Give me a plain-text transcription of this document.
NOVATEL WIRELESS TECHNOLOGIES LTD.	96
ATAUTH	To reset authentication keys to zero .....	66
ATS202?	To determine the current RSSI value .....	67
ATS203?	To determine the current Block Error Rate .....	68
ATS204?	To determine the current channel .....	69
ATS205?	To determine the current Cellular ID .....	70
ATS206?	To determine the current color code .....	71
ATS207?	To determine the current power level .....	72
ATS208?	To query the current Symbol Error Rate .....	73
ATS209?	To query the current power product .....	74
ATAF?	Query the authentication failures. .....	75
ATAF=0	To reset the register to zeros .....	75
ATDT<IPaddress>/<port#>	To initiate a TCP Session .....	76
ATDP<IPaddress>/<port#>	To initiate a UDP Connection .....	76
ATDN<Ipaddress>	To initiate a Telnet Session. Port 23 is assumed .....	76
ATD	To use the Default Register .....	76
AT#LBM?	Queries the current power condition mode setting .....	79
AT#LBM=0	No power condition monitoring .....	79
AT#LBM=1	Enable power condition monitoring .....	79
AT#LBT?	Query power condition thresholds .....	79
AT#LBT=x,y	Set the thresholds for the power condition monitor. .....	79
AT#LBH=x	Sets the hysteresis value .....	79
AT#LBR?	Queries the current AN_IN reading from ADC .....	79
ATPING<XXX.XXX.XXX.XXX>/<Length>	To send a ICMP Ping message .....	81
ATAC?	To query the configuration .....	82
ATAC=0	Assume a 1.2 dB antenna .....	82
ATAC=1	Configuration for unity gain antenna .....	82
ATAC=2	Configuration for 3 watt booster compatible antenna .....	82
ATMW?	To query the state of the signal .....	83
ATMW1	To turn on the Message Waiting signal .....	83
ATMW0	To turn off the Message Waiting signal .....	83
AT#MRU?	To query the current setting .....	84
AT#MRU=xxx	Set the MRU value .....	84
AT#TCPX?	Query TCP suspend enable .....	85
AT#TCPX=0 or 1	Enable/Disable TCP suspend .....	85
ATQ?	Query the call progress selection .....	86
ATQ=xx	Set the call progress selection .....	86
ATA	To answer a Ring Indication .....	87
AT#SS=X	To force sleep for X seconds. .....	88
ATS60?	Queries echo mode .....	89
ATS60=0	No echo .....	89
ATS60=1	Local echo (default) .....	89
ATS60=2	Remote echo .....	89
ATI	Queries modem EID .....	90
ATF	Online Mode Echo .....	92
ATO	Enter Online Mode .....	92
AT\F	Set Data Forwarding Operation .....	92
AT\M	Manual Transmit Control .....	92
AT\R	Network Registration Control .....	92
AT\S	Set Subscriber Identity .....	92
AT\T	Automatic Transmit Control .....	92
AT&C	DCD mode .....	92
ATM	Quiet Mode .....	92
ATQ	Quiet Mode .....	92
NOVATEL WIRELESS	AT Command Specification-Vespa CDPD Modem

INSTRUCTION
What do the records say? Quote them all exactly.

EXERCISE RESULT
Give me a plain-text transcription of this document.
NOVATEL WIRELESS TECHNOLOGIES LTD.	96
ATAUTH	To reset authentication keys to zero .....	66
ATS202?	To determine the current RSSI value .....	67
ATS203?	To determine the current Block Error Rate .....	68
ATS204?	To determine the current channel .....	69
ATS205?	To determine the current Cellular ID .....	70
ATS206?	To determine the current color code .....	71
ATS207?	To determine the current power level .....	72
ATS208?	To query the current Symbol Error Rate .....	73
ATS209?	To query the current power product .....	74
ATAF?	Query the authentication failures. .....	75
ATAF=0	To reset the register to zeros .....	75
ATDT<IPaddress>/<port#>	To initiate a TCP Session .....	76
ATDP<IPaddress>/<port#>	To initiate a UDP Connection .....	76
ATDN<Ipaddress>	To initiate a Telnet Session. Port 23 is assumed .....	76
ATD	To use the Default Register .....	76
AT#LBM?	Queries the current power condition mode setting .....	79
AT#LBM=0	No power condition monitoring .....	79
AT#LBM=1	Enable power condition monitoring .....	79
AT#LBT?	Query power condition thresholds .....	79
AT#LBT=x,y	Set the thresholds for the power condition monitor. .....	79
AT#LBH=x	Sets the hysteresis value .....	79
AT#LBR?	Queries the current AN_IN reading from ADC .....	79
ATPING<XXX.XXX.XXX.XXX>/<Length>	To send a ICMP Ping message .....	81
ATAC?	To query the configuration .....	82
ATAC=0	Assume a 1.2 dB antenna .....	82
ATAC=1	Configuration for unity gain antenna .....	82
ATAC=2	Configuration for 3 watt booster compatible antenna .....	82
ATMW?	To query the state of the signal .....	83
ATMW1	To turn on the Message Waiting signal .....	83
ATMW0	To turn off the Message Waiting signal .....	83
AT#MRU?	To query the current setting .....	84
AT#MRU=xxx	Set the MRU value .....	84
AT#TCPX?	Query TCP suspend enable .....	85
AT#TCPX=0 or 1	Enable/Disable TCP suspend .....	85
ATQ?	Query the call progress selection .....	86
ATQ=xx	Set the call progress selection .....	86
ATA	To answer a Ring Indication .....	87
AT#SS=X	To force sleep for X seconds. .....	88
ATS60?	Queries echo mode .....	89
ATS60=0	No echo .....	89
ATS60=1	Local echo (default) .....	89
ATS60=2	Remote echo .....	89
ATI	Queries modem EID .....	90
ATF	Online Mode Echo .....	92
ATO	Enter Online Mode .....	92
AT\F	Set Data Forwarding Operation .....	92
AT\M	Manual Transmit Control .....	92
AT\R	Network Registration Control .....	92
AT\S	Set Subscriber Identity .....	92
AT\T	Automatic Transmit Control .....	92
AT&C	DCD mode .....	92
ATM	Quiet Mode .....	92
ATQ	Quiet Mode .....	92
NOVATEL WIRELESS	AT Command Specification-Vespa CDPD Modem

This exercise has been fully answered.